-- START RECORDS SHOWN --

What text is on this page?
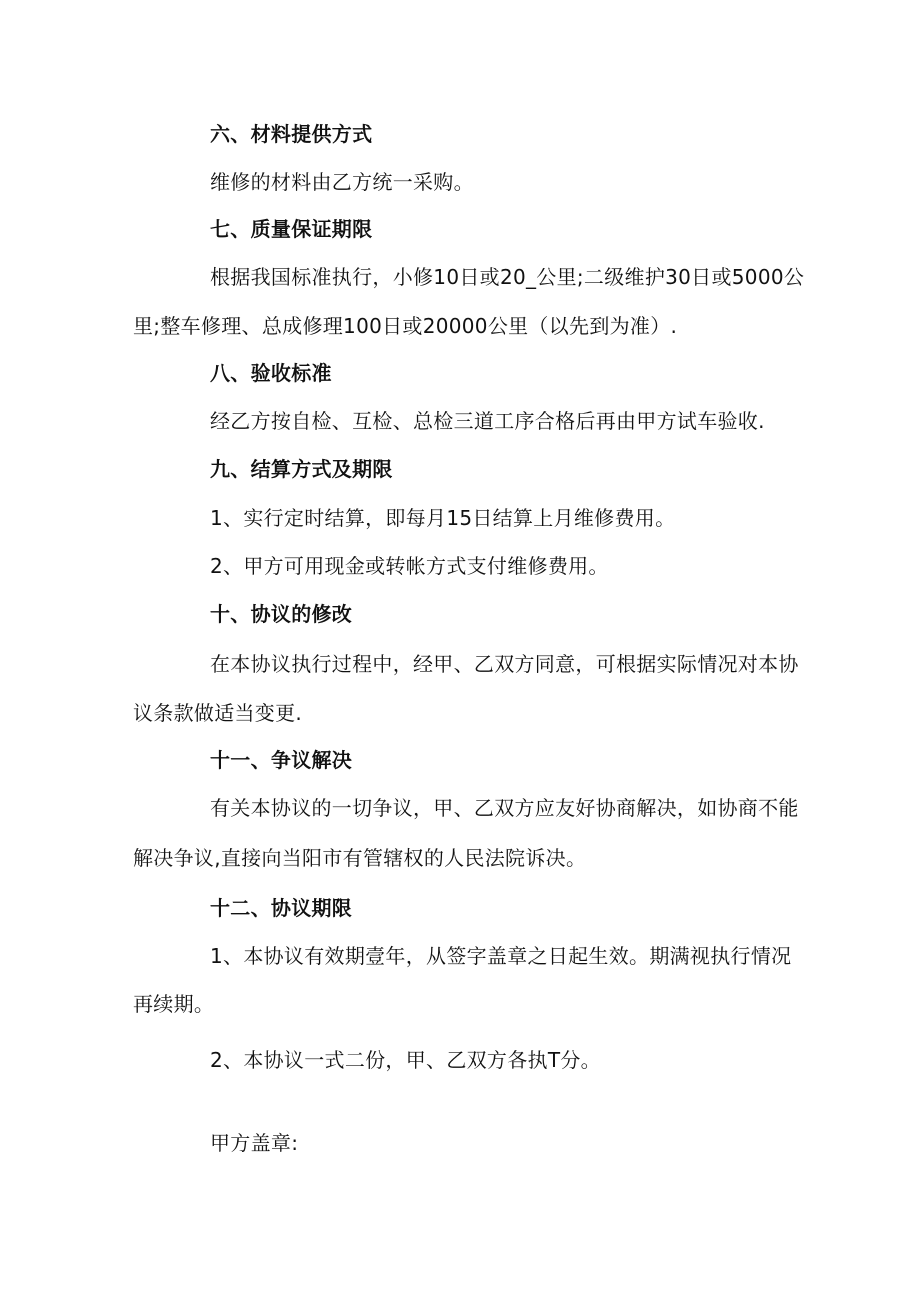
六、材料提供方式
维修的材料由乙方统一采购。
七、质量保证期限
根据我国标准执行，小修10日或20_公里;二级维护30日或5000公
里;整车修理、总成修理100日或20000公里（以先到为准）.
八、验收标准
经乙方按自检、互检、总检三道工序合格后再由甲方试车验收.
九、结算方式及期限
1、实行定时结算，即每月15日结算上月维修费用。
2、甲方可用现金或转帐方式支付维修费用。
十、协议的修改
在本协议执行过程中，经甲、乙双方同意，可根据实际情况对本协
议条款做适当变更.
十一、争议解决
有关本协议的一切争议，甲、乙双方应友好协商解决，如协商不能
解决争议,直接向当阳市有管辖权的人民法院诉决。
十二、协议期限
1、本协议有效期壹年，从签字盖章之日起生效。期满视执行情况
再续期。
2、本协议一式二份，甲、乙双方各执T分。
甲方盖章:
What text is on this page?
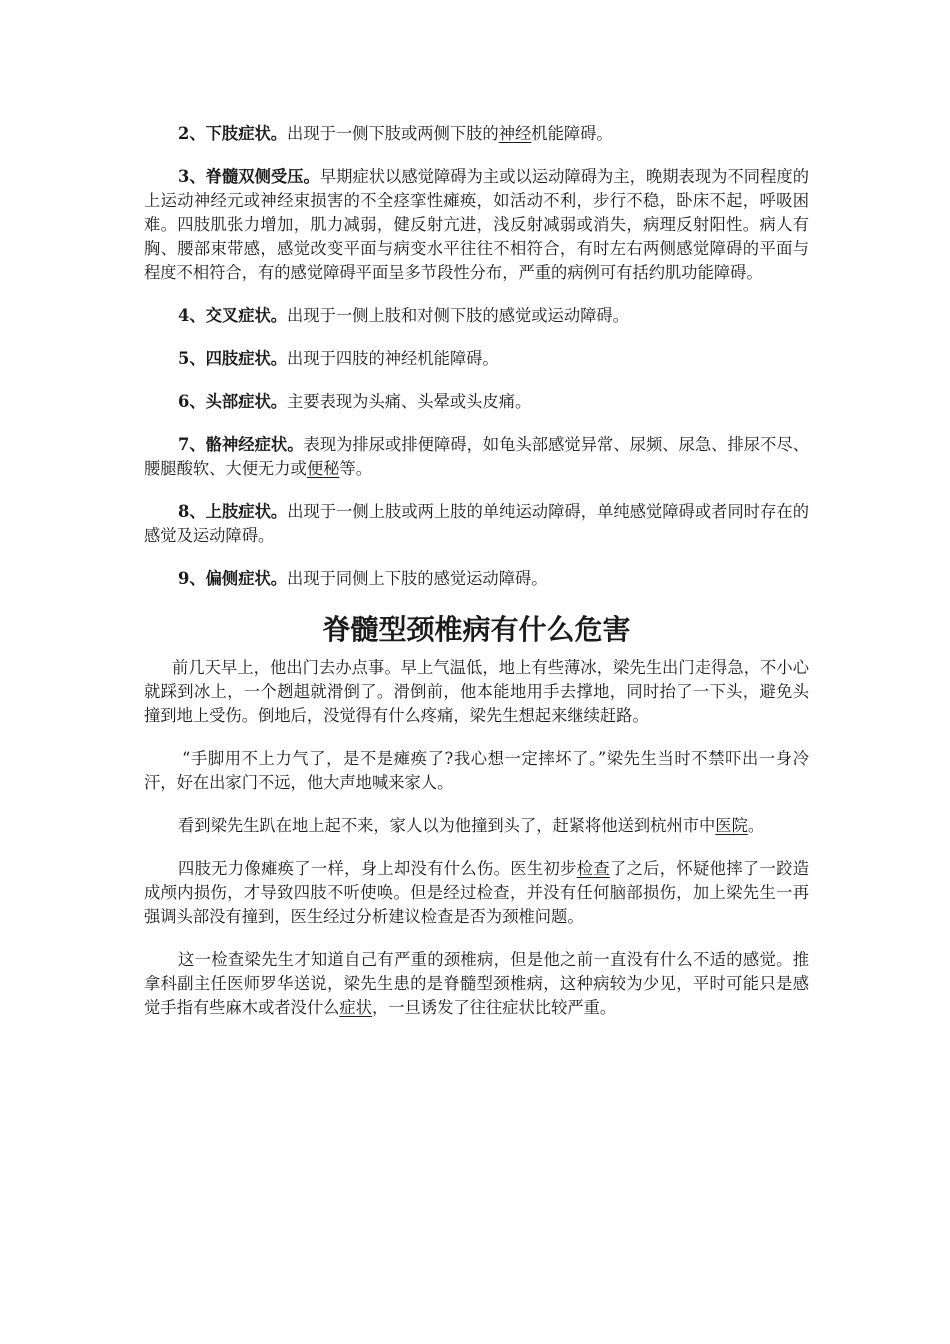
2、下肢症状。出现于一侧下肢或两侧下肢的神经机能障碍。

3、脊髓双侧受压。早期症状以感觉障碍为主或以运动障碍为主，晚期表现为不同程度的上运动神经元或神经束损害的不全痉挛性瘫痪，如活动不利，步行不稳，卧床不起，呼吸困难。四肢肌张力增加，肌力减弱，健反射亢进，浅反射减弱或消失，病理反射阳性。病人有胸、腰部束带感，感觉改变平面与病变水平往往不相符合，有时左右两侧感觉障碍的平面与程度不相符合，有的感觉障碍平面呈多节段性分布，严重的病例可有括约肌功能障碍。

4、交叉症状。出现于一侧上肢和对侧下肢的感觉或运动障碍。

5、四肢症状。出现于四肢的神经机能障碍。

6、头部症状。主要表现为头痛、头晕或头皮痛。

7、骼神经症状。表现为排尿或排便障碍，如龟头部感觉异常、尿频、尿急、排尿不尽、腰腿酸软、大便无力或便秘等。

8、上肢症状。出现于一侧上肢或两上肢的单纯运动障碍，单纯感觉障碍或者同时存在的感觉及运动障碍。

9、偏侧症状。出现于同侧上下肢的感觉运动障碍。

脊髓型颈椎病有什么危害

前几天早上，他出门去办点事。早上气温低，地上有些薄冰，梁先生出门走得急，不小心就踩到冰上，一个趔趄就滑倒了。滑倒前，他本能地用手去撑地，同时抬了一下头，避免头撞到地上受伤。倒地后，没觉得有什么疼痛，梁先生想起来继续赶路。

“手脚用不上力气了，是不是瘫痪了?我心想一定摔坏了。”梁先生当时不禁吓出一身冷汗，好在出家门不远，他大声地喊来家人。

看到梁先生趴在地上起不来，家人以为他撞到头了，赶紧将他送到杭州市中医院。

四肢无力像瘫痪了一样，身上却没有什么伤。医生初步检查了之后，怀疑他摔了一跤造成颅内损伤，才导致四肢不听使唤。但是经过检查，并没有任何脑部损伤，加上梁先生一再强调头部没有撞到，医生经过分析建议检查是否为颈椎问题。

这一检查梁先生才知道自己有严重的颈椎病，但是他之前一直没有什么不适的感觉。推拿科副主任医师罗华送说，梁先生患的是脊髓型颈椎病，这种病较为少见，平时可能只是感觉手指有些麻木或者没什么症状，一旦诱发了往往症状比较严重。
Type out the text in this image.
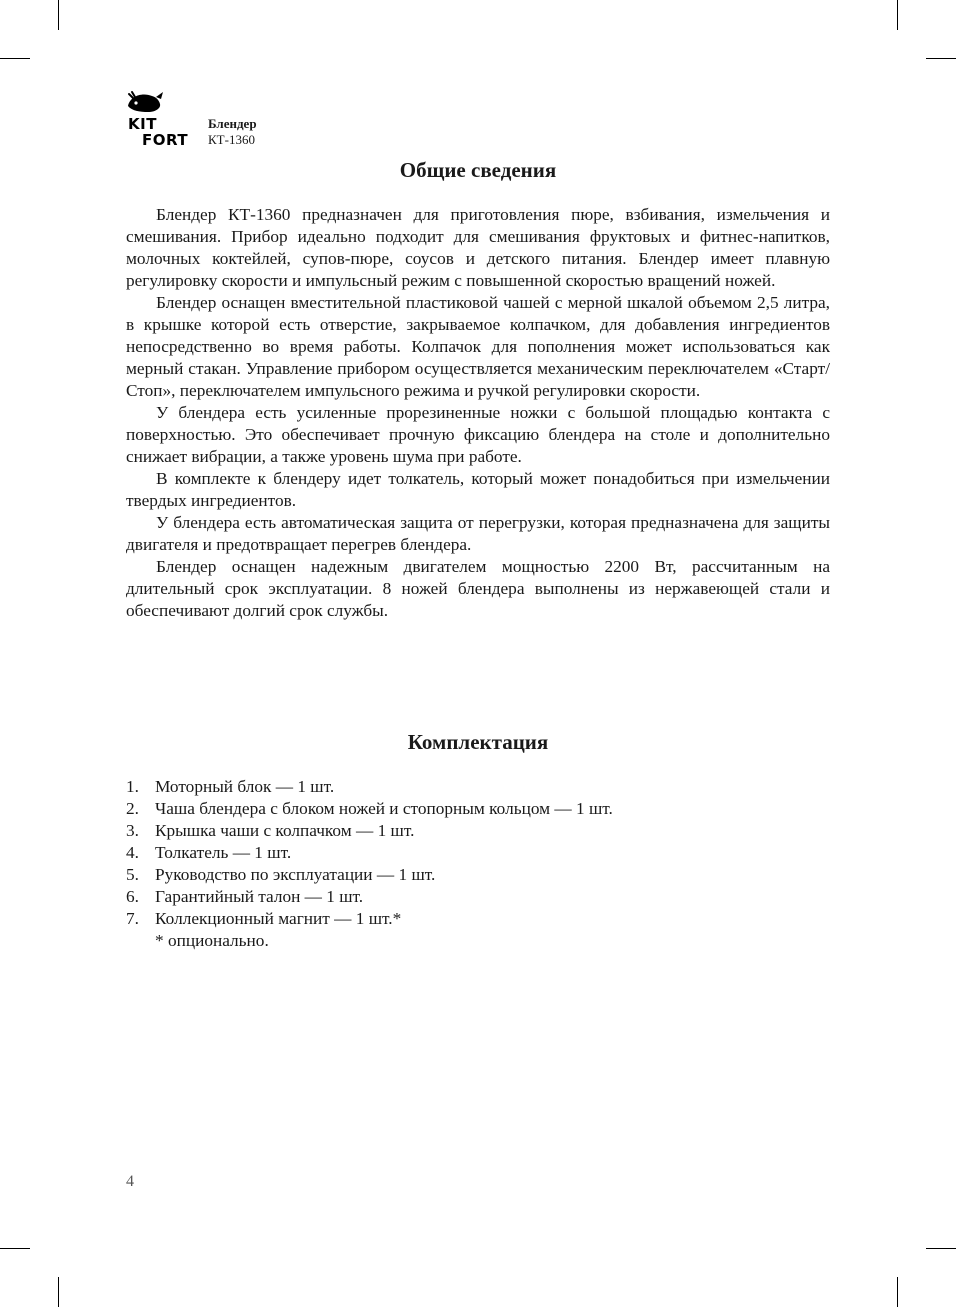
KIT
FORT
Блендер
КТ-1360
Общие сведения

Блендер КТ-1360 предназначен для приготовления пюре, взбивания, измельчения и смешивания. Прибор идеально подходит для смешивания фруктовых и фитнес-напитков, молочных коктейлей, супов-пюре, соусов и детского питания. Блендер имеет плавную регулировку скорости и импульсный режим с повышенной скоростью вращений ножей.

Блендер оснащен вместительной пластиковой чашей с мерной шкалой объемом 2,5 литра, в крышке которой есть отверстие, закрываемое колпачком, для добавления ингредиентов непосредственно во время работы. Колпачок для пополнения может использоваться как мерный стакан. Управление прибором осуществляется механическим переключателем «Старт/Стоп», переключателем импульсного режима и ручкой регулировки скорости.

У блендера есть усиленные прорезиненные ножки с большой площадью контакта с поверхностью. Это обеспечивает прочную фиксацию блендера на столе и дополнительно снижает вибрации, а также уровень шума при работе.

В комплекте к блендеру идет толкатель, который может понадобиться при измельчении твердых ингредиентов.

У блендера есть автоматическая защита от перегрузки, которая предназначена для защиты двигателя и предотвращает перегрев блендера.

Блендер оснащен надежным двигателем мощностью 2200 Вт, рассчитанным на длительный срок эксплуатации. 8 ножей блендера выполнены из нержавеющей стали и обеспечивают долгий срок службы.

Комплектация
1. Моторный блок — 1 шт.
2. Чаша блендера с блоком ножей и стопорным кольцом — 1 шт.
3. Крышка чаши с колпачком — 1 шт.
4. Толкатель — 1 шт.
5. Руководство по эксплуатации — 1 шт.
6. Гарантийный талон — 1 шт.
7. Коллекционный магнит — 1 шт.*
* опционально.
4
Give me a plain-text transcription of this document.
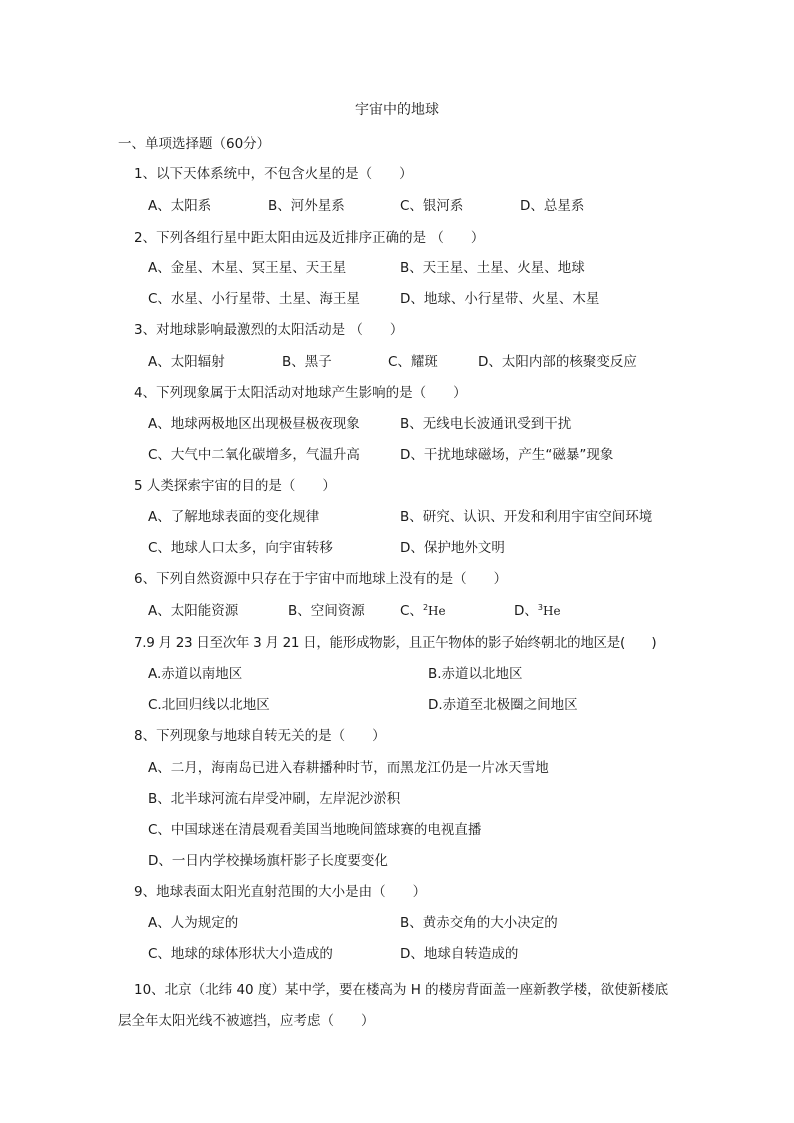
宇宙中的地球
一、单项选择题（60分）
1、以下天体系统中，不包含火星的是（　　）
A、太阳系	B、河外星系	C、银河系	D、总星系
2、下列各组行星中距太阳由远及近排序正确的是 （　　）
A、金星、木星、冥王星、天王星	B、天王星、土星、火星、地球
C、水星、小行星带、土星、海王星	D、地球、小行星带、火星、木星
3、对地球影响最激烈的太阳活动是 （　　）
A、太阳辐射	B、黑子	C、耀斑	D、太阳内部的核聚变反应
4、下列现象属于太阳活动对地球产生影响的是（　　）
A、地球两极地区出现极昼极夜现象	B、无线电长波通讯受到干扰
C、大气中二氧化碳增多，气温升高	D、干扰地球磁场，产生“磁暴”现象
5 人类探索宇宙的目的是（　　）
A、了解地球表面的变化规律	B、研究、认识、开发和利用宇宙空间环境
C、地球人口太多，向宇宙转移	D、保护地外文明
6、下列自然资源中只存在于宇宙中而地球上没有的是（　　）
A、太阳能资源	B、空间资源	C、$^2$He	D、$^3$He
7.9 月 23 日至次年 3 月 21 日，能形成物影，且正午物体的影子始终朝北的地区是(　　)
A.赤道以南地区	B.赤道以北地区
C.北回归线以北地区	D.赤道至北极圈之间地区
8、下列现象与地球自转无关的是（　　）
A、二月，海南岛已进入春耕播种时节，而黑龙江仍是一片冰天雪地
B、北半球河流右岸受冲刷，左岸泥沙淤积
C、中国球迷在清晨观看美国当地晚间篮球赛的电视直播
D、一日内学校操场旗杆影子长度要变化
9、地球表面太阳光直射范围的大小是由（　　）
A、人为规定的	B、黄赤交角的大小决定的
C、地球的球体形状大小造成的	D、地球自转造成的
10、北京（北纬 40 度）某中学，要在楼高为 H 的楼房背面盖一座新教学楼，欲使新楼底层全年太阳光线不被遮挡，应考虑（　　）
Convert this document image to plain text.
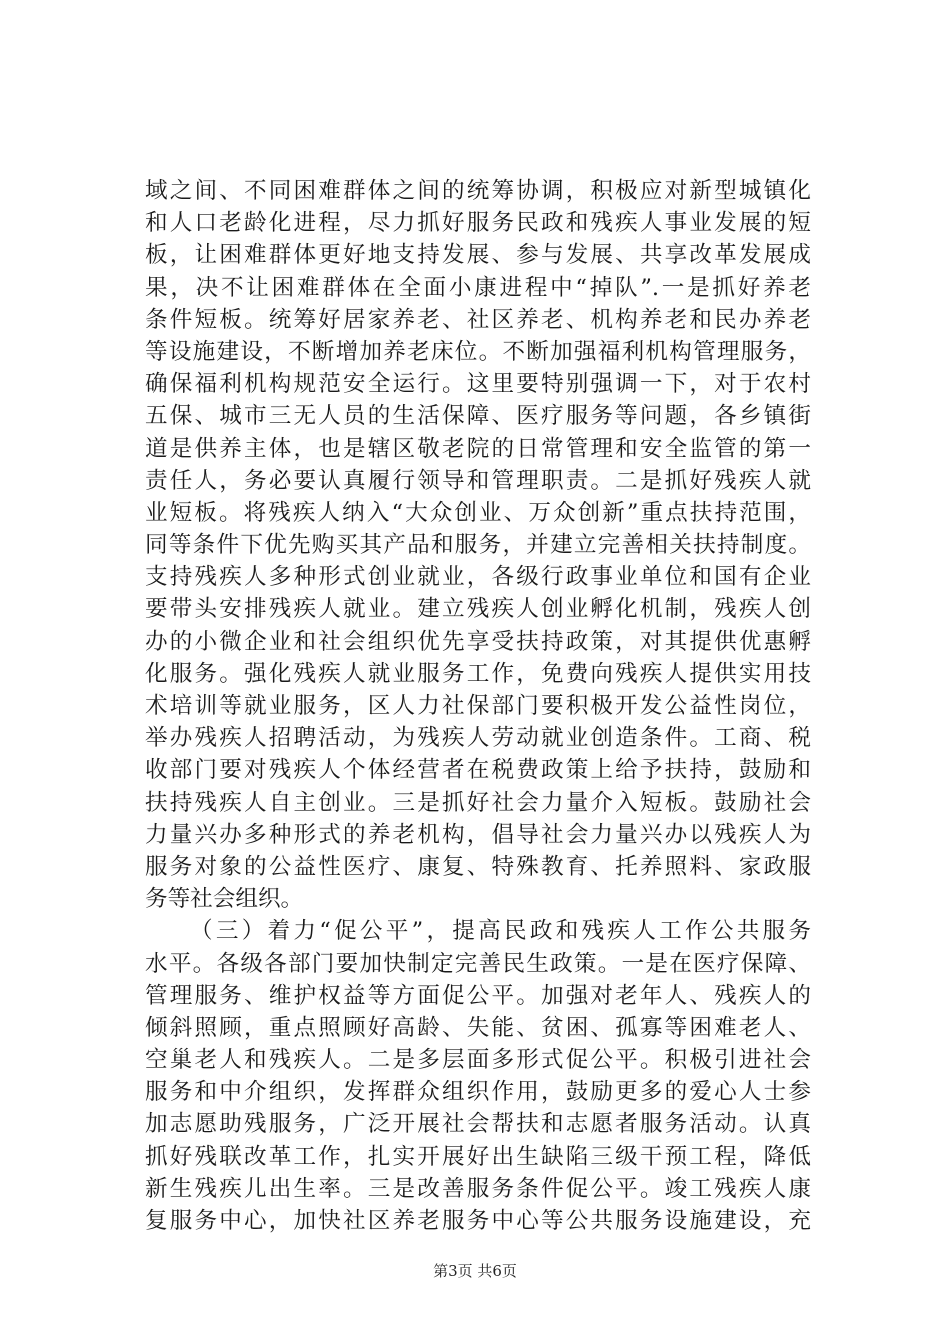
域之间、不同困难群体之间的统筹协调，积极应对新型城镇化
和人口老龄化进程，尽力抓好服务民政和残疾人事业发展的短
板，让困难群体更好地支持发展、参与发展、共享改革发展成
果，决不让困难群体在全面小康进程中“掉队”.一是抓好养老
条件短板。统筹好居家养老、社区养老、机构养老和民办养老
等设施建设，不断增加养老床位。不断加强福利机构管理服务，
确保福利机构规范安全运行。这里要特别强调一下，对于农村
五保、城市三无人员的生活保障、医疗服务等问题，各乡镇街
道是供养主体，也是辖区敬老院的日常管理和安全监管的第一
责任人，务必要认真履行领导和管理职责。二是抓好残疾人就
业短板。将残疾人纳入“大众创业、万众创新”重点扶持范围，
同等条件下优先购买其产品和服务，并建立完善相关扶持制度。
支持残疾人多种形式创业就业，各级行政事业单位和国有企业
要带头安排残疾人就业。建立残疾人创业孵化机制，残疾人创
办的小微企业和社会组织优先享受扶持政策，对其提供优惠孵
化服务。强化残疾人就业服务工作，免费向残疾人提供实用技
术培训等就业服务，区人力社保部门要积极开发公益性岗位，
举办残疾人招聘活动，为残疾人劳动就业创造条件。工商、税
收部门要对残疾人个体经营者在税费政策上给予扶持，鼓励和
扶持残疾人自主创业。三是抓好社会力量介入短板。鼓励社会
力量兴办多种形式的养老机构，倡导社会力量兴办以残疾人为
服务对象的公益性医疗、康复、特殊教育、托养照料、家政服
务等社会组织。
（三）着力“促公平”，提高民政和残疾人工作公共服务
水平。各级各部门要加快制定完善民生政策。一是在医疗保障、
管理服务、维护权益等方面促公平。加强对老年人、残疾人的
倾斜照顾，重点照顾好高龄、失能、贫困、孤寡等困难老人、
空巢老人和残疾人。二是多层面多形式促公平。积极引进社会
服务和中介组织，发挥群众组织作用，鼓励更多的爱心人士参
加志愿助残服务，广泛开展社会帮扶和志愿者服务活动。认真
抓好残联改革工作，扎实开展好出生缺陷三级干预工程，降低
新生残疾儿出生率。三是改善服务条件促公平。竣工残疾人康
复服务中心，加快社区养老服务中心等公共服务设施建设，充
第3页 共6页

-- END RECORDS SHOWN --

Copy every line above in which the string "this" shows up.

→ SOLUTION:
What text is on this page?
What text is on this page?
Type out the text in this image.
Give me a plain-text transcription of this document.
Convert this document image to plain text.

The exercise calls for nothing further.